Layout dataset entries
◇ ◇ ◇ ◇
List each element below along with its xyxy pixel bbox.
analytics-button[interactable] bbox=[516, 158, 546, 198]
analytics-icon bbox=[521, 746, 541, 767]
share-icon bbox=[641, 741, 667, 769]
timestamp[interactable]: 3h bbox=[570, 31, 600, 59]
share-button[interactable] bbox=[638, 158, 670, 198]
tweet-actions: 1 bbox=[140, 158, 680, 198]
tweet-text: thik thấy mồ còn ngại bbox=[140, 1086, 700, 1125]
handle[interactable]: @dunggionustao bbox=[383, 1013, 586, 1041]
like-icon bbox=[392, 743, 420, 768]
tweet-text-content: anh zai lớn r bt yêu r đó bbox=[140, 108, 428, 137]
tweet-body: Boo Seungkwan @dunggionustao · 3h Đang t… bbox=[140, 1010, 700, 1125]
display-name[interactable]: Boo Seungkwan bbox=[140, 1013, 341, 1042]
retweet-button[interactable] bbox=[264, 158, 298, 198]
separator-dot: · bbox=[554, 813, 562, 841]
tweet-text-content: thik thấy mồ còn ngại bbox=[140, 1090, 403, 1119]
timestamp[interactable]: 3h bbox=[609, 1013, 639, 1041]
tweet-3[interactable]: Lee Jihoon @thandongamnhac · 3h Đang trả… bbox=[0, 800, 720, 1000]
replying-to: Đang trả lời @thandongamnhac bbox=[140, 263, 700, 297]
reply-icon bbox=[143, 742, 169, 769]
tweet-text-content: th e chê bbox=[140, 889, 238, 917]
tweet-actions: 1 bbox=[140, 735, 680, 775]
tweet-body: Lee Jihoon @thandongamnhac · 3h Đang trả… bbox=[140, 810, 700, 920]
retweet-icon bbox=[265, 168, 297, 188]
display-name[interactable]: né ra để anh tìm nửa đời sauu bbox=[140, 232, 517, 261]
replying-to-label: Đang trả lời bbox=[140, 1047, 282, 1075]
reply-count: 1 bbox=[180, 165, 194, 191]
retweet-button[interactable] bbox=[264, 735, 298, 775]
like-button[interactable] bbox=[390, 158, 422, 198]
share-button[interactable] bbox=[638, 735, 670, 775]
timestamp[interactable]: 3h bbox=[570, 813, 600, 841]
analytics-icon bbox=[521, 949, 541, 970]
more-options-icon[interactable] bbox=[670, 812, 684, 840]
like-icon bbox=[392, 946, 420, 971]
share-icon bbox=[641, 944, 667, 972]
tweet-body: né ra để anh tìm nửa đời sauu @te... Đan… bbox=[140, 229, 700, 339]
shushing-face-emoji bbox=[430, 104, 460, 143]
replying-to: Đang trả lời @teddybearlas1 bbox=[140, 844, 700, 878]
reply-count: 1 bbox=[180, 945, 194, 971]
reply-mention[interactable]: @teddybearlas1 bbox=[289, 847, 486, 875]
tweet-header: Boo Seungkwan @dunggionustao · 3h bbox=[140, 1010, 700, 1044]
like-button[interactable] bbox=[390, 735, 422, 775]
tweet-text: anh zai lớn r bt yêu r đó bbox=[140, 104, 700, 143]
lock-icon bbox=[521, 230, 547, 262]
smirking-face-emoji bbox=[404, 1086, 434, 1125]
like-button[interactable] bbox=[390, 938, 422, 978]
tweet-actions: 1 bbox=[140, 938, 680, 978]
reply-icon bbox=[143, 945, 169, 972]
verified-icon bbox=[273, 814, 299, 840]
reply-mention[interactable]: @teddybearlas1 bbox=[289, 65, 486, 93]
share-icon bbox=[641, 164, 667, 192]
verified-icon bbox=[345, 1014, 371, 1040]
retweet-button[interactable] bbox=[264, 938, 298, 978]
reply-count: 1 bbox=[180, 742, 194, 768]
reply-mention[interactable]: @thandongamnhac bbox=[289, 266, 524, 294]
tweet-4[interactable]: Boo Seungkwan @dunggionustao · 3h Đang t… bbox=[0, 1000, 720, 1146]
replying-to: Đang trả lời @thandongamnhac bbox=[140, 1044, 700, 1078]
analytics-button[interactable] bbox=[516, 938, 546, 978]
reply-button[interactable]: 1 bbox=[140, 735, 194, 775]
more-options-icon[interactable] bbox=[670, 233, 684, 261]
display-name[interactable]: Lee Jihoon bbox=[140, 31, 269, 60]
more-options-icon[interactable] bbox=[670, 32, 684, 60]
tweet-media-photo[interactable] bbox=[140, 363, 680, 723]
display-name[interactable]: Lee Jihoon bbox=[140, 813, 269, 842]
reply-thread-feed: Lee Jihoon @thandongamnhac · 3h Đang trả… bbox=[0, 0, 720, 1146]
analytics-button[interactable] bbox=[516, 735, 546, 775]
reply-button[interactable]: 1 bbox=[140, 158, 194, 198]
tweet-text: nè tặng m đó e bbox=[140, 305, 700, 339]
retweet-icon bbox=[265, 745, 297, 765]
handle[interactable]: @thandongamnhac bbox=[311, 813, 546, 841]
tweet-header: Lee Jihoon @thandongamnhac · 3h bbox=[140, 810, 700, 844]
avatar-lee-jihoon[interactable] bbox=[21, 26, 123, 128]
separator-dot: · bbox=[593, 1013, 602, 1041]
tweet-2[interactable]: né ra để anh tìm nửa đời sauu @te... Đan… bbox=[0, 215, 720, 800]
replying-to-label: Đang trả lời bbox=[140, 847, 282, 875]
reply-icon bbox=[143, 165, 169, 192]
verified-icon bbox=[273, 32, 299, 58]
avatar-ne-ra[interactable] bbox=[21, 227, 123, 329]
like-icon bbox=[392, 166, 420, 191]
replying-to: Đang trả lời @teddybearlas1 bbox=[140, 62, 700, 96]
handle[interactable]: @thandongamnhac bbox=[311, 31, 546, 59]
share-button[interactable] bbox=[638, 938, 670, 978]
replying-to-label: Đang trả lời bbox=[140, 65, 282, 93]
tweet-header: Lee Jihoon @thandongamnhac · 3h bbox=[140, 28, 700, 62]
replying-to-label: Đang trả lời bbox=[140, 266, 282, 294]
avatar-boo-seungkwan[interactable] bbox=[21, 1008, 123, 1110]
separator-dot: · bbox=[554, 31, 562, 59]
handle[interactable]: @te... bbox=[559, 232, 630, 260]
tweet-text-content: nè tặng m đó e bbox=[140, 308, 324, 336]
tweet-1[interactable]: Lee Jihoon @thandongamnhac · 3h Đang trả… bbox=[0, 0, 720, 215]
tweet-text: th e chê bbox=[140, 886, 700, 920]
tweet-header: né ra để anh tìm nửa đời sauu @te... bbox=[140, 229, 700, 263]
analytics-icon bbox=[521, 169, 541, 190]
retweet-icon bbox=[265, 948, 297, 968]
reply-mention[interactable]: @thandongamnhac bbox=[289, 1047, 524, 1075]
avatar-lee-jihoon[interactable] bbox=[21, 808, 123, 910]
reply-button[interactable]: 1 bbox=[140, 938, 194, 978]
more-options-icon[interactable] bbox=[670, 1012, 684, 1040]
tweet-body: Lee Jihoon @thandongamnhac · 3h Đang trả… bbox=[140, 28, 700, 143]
◇ ◇ ◇ ◇
Stated problem ::
Copy every line of the records above word for word.

Written solution ::
List each element below along with its xyxy pixel bbox.
analytics-button[interactable] bbox=[516, 158, 546, 198]
analytics-icon bbox=[521, 746, 541, 767]
share-icon bbox=[641, 741, 667, 769]
timestamp[interactable]: 3h bbox=[570, 31, 600, 59]
share-button[interactable] bbox=[638, 158, 670, 198]
tweet-actions: 1 bbox=[140, 158, 680, 198]
tweet-text: thik thấy mồ còn ngại bbox=[140, 1086, 700, 1125]
handle[interactable]: @dunggionustao bbox=[383, 1013, 586, 1041]
like-icon bbox=[392, 743, 420, 768]
tweet-text-content: anh zai lớn r bt yêu r đó bbox=[140, 108, 428, 137]
tweet-body: Boo Seungkwan @dunggionustao · 3h Đang t… bbox=[140, 1010, 700, 1125]
display-name[interactable]: Boo Seungkwan bbox=[140, 1013, 341, 1042]
retweet-button[interactable] bbox=[264, 158, 298, 198]
separator-dot: · bbox=[554, 813, 562, 841]
tweet-text-content: thik thấy mồ còn ngại bbox=[140, 1090, 403, 1119]
timestamp[interactable]: 3h bbox=[609, 1013, 639, 1041]
tweet-3[interactable]: Lee Jihoon @thandongamnhac · 3h Đang trả… bbox=[0, 800, 720, 1000]
replying-to: Đang trả lời @thandongamnhac bbox=[140, 263, 700, 297]
reply-icon bbox=[143, 742, 169, 769]
tweet-text-content: th e chê bbox=[140, 889, 238, 917]
tweet-actions: 1 bbox=[140, 735, 680, 775]
tweet-body: Lee Jihoon @thandongamnhac · 3h Đang trả… bbox=[140, 810, 700, 920]
retweet-icon bbox=[265, 168, 297, 188]
display-name[interactable]: né ra để anh tìm nửa đời sauu bbox=[140, 232, 517, 261]
replying-to-label: Đang trả lời bbox=[140, 1047, 282, 1075]
reply-count: 1 bbox=[180, 165, 194, 191]
retweet-button[interactable] bbox=[264, 735, 298, 775]
like-button[interactable] bbox=[390, 158, 422, 198]
share-button[interactable] bbox=[638, 735, 670, 775]
timestamp[interactable]: 3h bbox=[570, 813, 600, 841]
analytics-icon bbox=[521, 949, 541, 970]
more-options-icon[interactable] bbox=[670, 812, 684, 840]
like-icon bbox=[392, 946, 420, 971]
share-icon bbox=[641, 944, 667, 972]
tweet-body: né ra để anh tìm nửa đời sauu @te... Đan… bbox=[140, 229, 700, 339]
shushing-face-emoji bbox=[430, 104, 460, 143]
replying-to: Đang trả lời @teddybearlas1 bbox=[140, 844, 700, 878]
reply-count: 1 bbox=[180, 945, 194, 971]
reply-mention[interactable]: @teddybearlas1 bbox=[289, 847, 486, 875]
tweet-header: Boo Seungkwan @dunggionustao · 3h bbox=[140, 1010, 700, 1044]
like-button[interactable] bbox=[390, 735, 422, 775]
tweet-text: anh zai lớn r bt yêu r đó bbox=[140, 104, 700, 143]
lock-icon bbox=[521, 230, 547, 262]
smirking-face-emoji bbox=[404, 1086, 434, 1125]
like-button[interactable] bbox=[390, 938, 422, 978]
tweet-actions: 1 bbox=[140, 938, 680, 978]
reply-icon bbox=[143, 945, 169, 972]
verified-icon bbox=[273, 814, 299, 840]
reply-mention[interactable]: @teddybearlas1 bbox=[289, 65, 486, 93]
share-icon bbox=[641, 164, 667, 192]
verified-icon bbox=[345, 1014, 371, 1040]
retweet-button[interactable] bbox=[264, 938, 298, 978]
reply-count: 1 bbox=[180, 742, 194, 768]
reply-mention[interactable]: @thandongamnhac bbox=[289, 266, 524, 294]
tweet-4[interactable]: Boo Seungkwan @dunggionustao · 3h Đang t… bbox=[0, 1000, 720, 1146]
replying-to: Đang trả lời @thandongamnhac bbox=[140, 1044, 700, 1078]
analytics-button[interactable] bbox=[516, 938, 546, 978]
reply-button[interactable]: 1 bbox=[140, 735, 194, 775]
more-options-icon[interactable] bbox=[670, 233, 684, 261]
display-name[interactable]: Lee Jihoon bbox=[140, 31, 269, 60]
more-options-icon[interactable] bbox=[670, 32, 684, 60]
tweet-media-photo[interactable] bbox=[140, 363, 680, 723]
display-name[interactable]: Lee Jihoon bbox=[140, 813, 269, 842]
reply-thread-feed: Lee Jihoon @thandongamnhac · 3h Đang trả… bbox=[0, 0, 720, 1146]
analytics-button[interactable] bbox=[516, 735, 546, 775]
reply-button[interactable]: 1 bbox=[140, 158, 194, 198]
tweet-text: nè tặng m đó e bbox=[140, 305, 700, 339]
retweet-icon bbox=[265, 745, 297, 765]
handle[interactable]: @thandongamnhac bbox=[311, 813, 546, 841]
tweet-header: Lee Jihoon @thandongamnhac · 3h bbox=[140, 810, 700, 844]
avatar-lee-jihoon[interactable] bbox=[21, 26, 123, 128]
separator-dot: · bbox=[593, 1013, 602, 1041]
tweet-2[interactable]: né ra để anh tìm nửa đời sauu @te... Đan… bbox=[0, 215, 720, 800]
replying-to-label: Đang trả lời bbox=[140, 847, 282, 875]
reply-icon bbox=[143, 165, 169, 192]
verified-icon bbox=[273, 32, 299, 58]
avatar-ne-ra[interactable] bbox=[21, 227, 123, 329]
like-icon bbox=[392, 166, 420, 191]
replying-to: Đang trả lời @teddybearlas1 bbox=[140, 62, 700, 96]
handle[interactable]: @thandongamnhac bbox=[311, 31, 546, 59]
share-button[interactable] bbox=[638, 938, 670, 978]
replying-to-label: Đang trả lời bbox=[140, 65, 282, 93]
tweet-header: Lee Jihoon @thandongamnhac · 3h bbox=[140, 28, 700, 62]
replying-to-label: Đang trả lời bbox=[140, 266, 282, 294]
avatar-boo-seungkwan[interactable] bbox=[21, 1008, 123, 1110]
separator-dot: · bbox=[554, 31, 562, 59]
handle[interactable]: @te... bbox=[559, 232, 630, 260]
tweet-text-content: nè tặng m đó e bbox=[140, 308, 324, 336]
tweet-1[interactable]: Lee Jihoon @thandongamnhac · 3h Đang trả… bbox=[0, 0, 720, 215]
tweet-text: th e chê bbox=[140, 886, 700, 920]
tweet-header: né ra để anh tìm nửa đời sauu @te... bbox=[140, 229, 700, 263]
analytics-icon bbox=[521, 169, 541, 190]
retweet-icon bbox=[265, 948, 297, 968]
reply-mention[interactable]: @thandongamnhac bbox=[289, 1047, 524, 1075]
avatar-lee-jihoon[interactable] bbox=[21, 808, 123, 910]
reply-button[interactable]: 1 bbox=[140, 938, 194, 978]
more-options-icon[interactable] bbox=[670, 1012, 684, 1040]
tweet-body: Lee Jihoon @thandongamnhac · 3h Đang trả… bbox=[140, 28, 700, 143]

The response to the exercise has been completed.